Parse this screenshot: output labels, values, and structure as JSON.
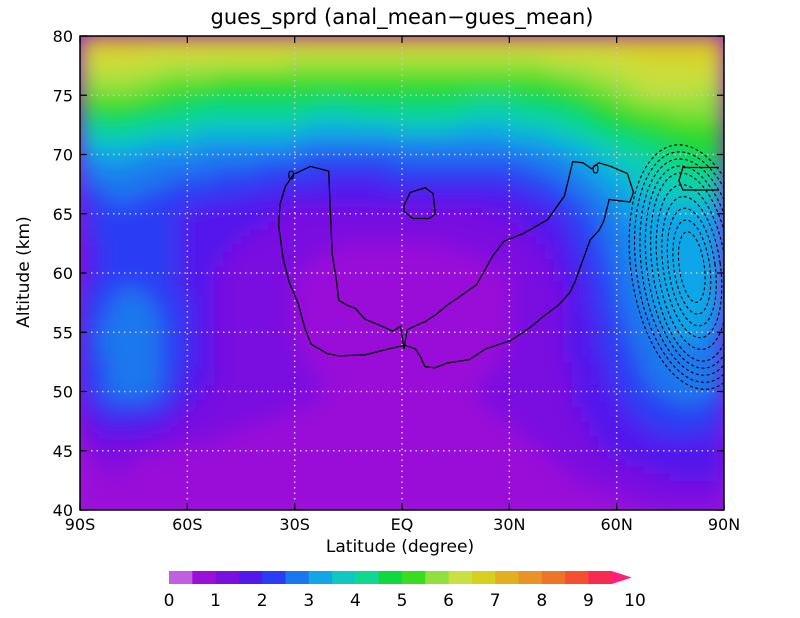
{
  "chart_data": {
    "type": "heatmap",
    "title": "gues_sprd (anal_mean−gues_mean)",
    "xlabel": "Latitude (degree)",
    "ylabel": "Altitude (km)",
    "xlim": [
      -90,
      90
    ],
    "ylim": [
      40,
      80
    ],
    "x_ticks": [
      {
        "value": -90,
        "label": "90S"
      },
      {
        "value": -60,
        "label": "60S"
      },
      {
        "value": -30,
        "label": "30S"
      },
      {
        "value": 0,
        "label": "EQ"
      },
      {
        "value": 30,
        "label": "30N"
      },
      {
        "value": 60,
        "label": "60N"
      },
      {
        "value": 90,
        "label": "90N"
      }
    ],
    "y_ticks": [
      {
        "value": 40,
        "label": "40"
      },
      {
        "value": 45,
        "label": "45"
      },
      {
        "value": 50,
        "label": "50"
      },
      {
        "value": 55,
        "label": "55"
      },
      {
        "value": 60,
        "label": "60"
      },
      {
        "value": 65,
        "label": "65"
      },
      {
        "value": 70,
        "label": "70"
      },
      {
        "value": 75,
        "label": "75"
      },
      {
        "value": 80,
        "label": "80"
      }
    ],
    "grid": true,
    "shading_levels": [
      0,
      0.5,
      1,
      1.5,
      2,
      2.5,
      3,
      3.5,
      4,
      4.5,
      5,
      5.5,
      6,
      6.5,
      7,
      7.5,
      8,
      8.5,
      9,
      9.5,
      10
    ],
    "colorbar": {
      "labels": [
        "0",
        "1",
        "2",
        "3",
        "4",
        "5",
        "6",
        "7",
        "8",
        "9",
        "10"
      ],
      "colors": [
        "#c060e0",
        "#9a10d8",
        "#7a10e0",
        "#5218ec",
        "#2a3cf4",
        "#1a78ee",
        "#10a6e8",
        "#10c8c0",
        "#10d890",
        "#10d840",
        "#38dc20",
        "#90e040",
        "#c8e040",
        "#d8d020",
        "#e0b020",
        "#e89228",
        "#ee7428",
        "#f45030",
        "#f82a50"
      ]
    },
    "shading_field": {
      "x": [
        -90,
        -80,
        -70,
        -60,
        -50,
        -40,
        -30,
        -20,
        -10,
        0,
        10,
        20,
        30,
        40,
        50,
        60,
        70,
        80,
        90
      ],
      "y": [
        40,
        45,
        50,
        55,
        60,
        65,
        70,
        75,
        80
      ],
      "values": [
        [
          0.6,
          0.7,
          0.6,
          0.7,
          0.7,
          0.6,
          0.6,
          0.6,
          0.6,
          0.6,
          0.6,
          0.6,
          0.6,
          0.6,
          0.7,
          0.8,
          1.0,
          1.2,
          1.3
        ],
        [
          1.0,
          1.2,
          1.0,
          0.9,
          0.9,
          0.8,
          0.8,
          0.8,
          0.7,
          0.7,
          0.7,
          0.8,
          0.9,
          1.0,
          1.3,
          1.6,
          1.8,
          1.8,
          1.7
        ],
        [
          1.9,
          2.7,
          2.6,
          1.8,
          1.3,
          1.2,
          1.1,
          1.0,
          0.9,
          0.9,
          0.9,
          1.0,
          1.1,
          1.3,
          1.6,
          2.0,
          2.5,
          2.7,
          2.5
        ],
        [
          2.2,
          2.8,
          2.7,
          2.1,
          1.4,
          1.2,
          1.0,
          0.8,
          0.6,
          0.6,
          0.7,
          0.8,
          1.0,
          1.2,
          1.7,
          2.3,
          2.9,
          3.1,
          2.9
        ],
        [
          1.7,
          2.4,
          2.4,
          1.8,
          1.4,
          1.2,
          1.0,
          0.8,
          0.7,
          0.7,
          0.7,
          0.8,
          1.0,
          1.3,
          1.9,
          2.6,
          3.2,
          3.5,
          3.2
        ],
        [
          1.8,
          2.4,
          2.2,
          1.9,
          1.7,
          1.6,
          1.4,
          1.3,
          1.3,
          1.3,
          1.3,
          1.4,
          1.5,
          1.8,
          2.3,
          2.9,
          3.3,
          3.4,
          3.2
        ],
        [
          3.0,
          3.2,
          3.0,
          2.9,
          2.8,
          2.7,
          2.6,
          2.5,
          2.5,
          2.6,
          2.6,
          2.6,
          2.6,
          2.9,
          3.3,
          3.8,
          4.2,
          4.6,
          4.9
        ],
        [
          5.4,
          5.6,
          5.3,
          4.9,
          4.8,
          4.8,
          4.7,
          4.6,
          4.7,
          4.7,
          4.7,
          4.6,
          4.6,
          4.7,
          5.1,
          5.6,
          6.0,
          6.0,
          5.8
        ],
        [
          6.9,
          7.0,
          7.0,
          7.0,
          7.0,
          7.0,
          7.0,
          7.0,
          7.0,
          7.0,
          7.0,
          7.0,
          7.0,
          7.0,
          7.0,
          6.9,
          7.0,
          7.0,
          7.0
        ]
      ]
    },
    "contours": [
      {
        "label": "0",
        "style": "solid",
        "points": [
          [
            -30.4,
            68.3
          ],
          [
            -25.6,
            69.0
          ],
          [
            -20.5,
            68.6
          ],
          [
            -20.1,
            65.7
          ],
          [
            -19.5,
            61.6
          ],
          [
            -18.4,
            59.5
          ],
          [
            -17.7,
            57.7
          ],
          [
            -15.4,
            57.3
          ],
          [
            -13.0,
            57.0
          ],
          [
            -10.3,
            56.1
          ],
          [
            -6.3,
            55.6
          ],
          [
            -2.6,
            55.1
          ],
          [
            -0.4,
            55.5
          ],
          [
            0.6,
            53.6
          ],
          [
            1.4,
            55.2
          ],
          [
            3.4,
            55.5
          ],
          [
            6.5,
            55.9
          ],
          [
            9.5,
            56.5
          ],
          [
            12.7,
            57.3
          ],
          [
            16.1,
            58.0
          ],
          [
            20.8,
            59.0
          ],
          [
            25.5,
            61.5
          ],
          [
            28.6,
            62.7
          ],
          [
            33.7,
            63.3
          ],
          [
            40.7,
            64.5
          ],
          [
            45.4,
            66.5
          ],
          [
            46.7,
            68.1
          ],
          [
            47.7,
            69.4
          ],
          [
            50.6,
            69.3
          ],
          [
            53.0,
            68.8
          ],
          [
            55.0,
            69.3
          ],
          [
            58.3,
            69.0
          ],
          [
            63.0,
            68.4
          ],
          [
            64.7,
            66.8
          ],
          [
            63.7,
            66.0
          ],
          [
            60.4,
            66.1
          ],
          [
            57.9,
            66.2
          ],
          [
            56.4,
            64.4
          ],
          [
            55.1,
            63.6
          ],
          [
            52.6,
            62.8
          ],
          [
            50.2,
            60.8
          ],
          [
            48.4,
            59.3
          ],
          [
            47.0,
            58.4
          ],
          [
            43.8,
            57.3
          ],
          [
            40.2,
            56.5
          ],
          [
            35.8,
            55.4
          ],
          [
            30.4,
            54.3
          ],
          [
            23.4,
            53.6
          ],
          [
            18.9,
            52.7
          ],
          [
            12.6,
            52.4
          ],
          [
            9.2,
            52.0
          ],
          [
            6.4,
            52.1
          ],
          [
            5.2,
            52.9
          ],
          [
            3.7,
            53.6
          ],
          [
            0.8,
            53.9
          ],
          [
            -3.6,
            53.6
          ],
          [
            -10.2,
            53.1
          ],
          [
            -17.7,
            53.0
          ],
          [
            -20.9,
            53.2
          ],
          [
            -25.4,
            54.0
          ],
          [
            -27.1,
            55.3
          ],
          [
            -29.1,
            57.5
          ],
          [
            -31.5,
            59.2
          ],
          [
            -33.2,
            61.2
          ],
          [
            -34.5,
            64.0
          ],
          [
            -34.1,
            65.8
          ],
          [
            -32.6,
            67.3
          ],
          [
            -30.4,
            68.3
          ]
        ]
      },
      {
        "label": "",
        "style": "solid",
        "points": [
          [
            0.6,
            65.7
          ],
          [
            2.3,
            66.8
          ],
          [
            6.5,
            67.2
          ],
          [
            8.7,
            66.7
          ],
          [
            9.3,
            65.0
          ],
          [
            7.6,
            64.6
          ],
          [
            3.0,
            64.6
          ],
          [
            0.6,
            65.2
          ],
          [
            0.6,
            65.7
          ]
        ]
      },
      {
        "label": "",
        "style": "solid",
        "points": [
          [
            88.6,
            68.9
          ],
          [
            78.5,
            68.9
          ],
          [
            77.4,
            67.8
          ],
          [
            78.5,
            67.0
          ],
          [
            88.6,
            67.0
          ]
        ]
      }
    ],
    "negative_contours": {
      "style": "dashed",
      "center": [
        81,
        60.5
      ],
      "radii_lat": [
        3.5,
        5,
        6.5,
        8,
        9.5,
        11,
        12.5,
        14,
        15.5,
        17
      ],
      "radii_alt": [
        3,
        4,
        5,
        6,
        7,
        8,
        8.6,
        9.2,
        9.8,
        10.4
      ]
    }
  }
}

━━━

- [What you need to do] List every line above that contains the word "values".

- [Response]
Parse this screenshot: output labels, values, and structure as JSON.
      "values": [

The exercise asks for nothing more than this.